JOB → Below are the records. Count the lines containing the string "page", and reply with the number alone.

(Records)
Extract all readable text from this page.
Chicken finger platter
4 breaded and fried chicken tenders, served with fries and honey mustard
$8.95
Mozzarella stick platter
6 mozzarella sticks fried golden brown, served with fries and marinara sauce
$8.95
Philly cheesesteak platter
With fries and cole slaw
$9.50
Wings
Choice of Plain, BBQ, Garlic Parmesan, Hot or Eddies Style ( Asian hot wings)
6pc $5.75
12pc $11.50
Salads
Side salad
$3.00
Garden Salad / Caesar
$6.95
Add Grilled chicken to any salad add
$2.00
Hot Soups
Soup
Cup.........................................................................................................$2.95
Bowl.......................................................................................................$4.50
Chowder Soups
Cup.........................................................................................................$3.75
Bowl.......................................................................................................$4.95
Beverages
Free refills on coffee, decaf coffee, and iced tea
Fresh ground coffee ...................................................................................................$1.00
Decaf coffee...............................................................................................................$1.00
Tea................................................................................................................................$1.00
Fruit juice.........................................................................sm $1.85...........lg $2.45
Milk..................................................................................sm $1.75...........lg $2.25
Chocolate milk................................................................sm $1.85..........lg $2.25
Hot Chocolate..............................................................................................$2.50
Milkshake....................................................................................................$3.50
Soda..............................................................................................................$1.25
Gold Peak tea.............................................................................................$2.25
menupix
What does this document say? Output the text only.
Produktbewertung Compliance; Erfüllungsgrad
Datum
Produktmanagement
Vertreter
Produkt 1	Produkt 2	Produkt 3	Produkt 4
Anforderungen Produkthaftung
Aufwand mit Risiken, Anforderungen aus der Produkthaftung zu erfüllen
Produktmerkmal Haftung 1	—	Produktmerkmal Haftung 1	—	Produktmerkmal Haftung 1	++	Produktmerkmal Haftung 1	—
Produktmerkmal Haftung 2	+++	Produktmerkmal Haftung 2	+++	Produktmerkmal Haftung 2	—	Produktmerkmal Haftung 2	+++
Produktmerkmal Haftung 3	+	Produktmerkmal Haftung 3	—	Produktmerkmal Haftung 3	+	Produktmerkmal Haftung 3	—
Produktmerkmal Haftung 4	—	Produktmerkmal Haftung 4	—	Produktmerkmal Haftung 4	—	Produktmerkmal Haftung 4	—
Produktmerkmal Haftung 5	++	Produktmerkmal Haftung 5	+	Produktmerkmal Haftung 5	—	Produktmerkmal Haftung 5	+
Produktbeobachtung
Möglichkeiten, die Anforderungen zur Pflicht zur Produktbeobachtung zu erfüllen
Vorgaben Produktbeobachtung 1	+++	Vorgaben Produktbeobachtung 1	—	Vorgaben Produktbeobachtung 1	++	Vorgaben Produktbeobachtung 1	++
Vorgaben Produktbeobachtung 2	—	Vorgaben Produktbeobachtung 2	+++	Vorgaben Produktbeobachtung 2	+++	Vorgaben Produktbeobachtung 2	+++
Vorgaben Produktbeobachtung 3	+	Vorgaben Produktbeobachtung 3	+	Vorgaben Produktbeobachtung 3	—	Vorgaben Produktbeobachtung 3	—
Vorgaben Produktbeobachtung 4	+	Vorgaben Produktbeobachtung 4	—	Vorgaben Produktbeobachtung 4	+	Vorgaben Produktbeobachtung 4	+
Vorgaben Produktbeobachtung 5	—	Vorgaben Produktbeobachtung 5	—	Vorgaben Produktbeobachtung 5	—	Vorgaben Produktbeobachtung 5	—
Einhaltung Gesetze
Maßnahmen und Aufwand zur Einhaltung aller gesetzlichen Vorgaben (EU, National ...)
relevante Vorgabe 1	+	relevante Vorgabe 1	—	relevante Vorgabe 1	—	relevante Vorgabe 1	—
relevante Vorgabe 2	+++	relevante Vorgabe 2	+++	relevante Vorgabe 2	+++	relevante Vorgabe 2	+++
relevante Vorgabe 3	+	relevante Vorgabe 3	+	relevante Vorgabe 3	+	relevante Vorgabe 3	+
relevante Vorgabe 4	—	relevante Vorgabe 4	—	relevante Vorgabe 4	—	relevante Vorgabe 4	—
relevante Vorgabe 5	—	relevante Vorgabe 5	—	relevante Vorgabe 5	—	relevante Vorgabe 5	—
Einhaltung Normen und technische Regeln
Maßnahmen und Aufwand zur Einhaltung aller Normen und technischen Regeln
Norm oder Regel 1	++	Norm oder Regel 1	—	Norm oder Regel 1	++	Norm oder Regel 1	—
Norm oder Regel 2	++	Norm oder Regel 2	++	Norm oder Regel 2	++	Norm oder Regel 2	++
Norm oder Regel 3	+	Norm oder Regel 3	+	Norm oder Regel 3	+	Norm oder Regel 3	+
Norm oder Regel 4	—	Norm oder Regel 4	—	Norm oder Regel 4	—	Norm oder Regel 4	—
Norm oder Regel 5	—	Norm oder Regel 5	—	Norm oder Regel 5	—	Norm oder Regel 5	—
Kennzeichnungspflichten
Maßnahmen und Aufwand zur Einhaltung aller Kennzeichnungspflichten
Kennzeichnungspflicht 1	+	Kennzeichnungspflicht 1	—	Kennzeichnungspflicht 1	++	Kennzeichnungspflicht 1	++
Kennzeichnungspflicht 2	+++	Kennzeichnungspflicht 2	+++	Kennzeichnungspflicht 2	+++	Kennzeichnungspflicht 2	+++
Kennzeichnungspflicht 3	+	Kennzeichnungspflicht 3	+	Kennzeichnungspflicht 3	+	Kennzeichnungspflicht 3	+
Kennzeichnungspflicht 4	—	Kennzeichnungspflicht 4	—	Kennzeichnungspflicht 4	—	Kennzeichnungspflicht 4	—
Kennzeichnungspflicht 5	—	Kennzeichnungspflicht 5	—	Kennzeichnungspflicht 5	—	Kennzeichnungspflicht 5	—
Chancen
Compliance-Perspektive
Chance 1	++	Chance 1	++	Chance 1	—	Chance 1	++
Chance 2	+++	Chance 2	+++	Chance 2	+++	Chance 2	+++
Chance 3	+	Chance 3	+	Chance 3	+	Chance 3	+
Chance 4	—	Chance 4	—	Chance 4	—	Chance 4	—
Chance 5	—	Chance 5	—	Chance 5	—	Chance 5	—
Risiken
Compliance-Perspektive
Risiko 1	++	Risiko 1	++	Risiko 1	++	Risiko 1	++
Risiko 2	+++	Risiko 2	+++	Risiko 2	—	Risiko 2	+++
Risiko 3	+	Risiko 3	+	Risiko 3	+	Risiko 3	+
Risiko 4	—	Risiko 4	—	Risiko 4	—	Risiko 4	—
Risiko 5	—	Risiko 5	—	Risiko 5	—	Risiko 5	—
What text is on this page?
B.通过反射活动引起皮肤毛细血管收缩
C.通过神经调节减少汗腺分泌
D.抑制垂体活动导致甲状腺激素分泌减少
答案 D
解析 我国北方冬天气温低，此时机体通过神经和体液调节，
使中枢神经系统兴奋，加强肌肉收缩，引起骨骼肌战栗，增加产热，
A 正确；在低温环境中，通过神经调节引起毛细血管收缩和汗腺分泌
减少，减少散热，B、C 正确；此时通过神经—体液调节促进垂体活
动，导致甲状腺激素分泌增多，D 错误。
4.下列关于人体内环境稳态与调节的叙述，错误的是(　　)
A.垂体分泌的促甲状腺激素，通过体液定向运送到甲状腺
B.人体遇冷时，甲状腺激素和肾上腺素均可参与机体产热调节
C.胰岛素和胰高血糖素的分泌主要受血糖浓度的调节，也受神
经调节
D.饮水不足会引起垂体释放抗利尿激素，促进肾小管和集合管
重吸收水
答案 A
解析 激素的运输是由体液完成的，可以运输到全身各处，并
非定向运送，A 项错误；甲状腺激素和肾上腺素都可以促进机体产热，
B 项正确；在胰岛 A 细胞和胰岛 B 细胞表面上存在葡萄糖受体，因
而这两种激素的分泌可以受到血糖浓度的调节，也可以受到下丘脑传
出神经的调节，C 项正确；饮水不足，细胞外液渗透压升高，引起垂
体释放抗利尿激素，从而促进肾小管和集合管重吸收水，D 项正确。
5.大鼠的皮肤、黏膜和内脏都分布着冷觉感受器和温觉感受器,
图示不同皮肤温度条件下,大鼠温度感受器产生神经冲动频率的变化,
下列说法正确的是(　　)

FINAL RESULT → 2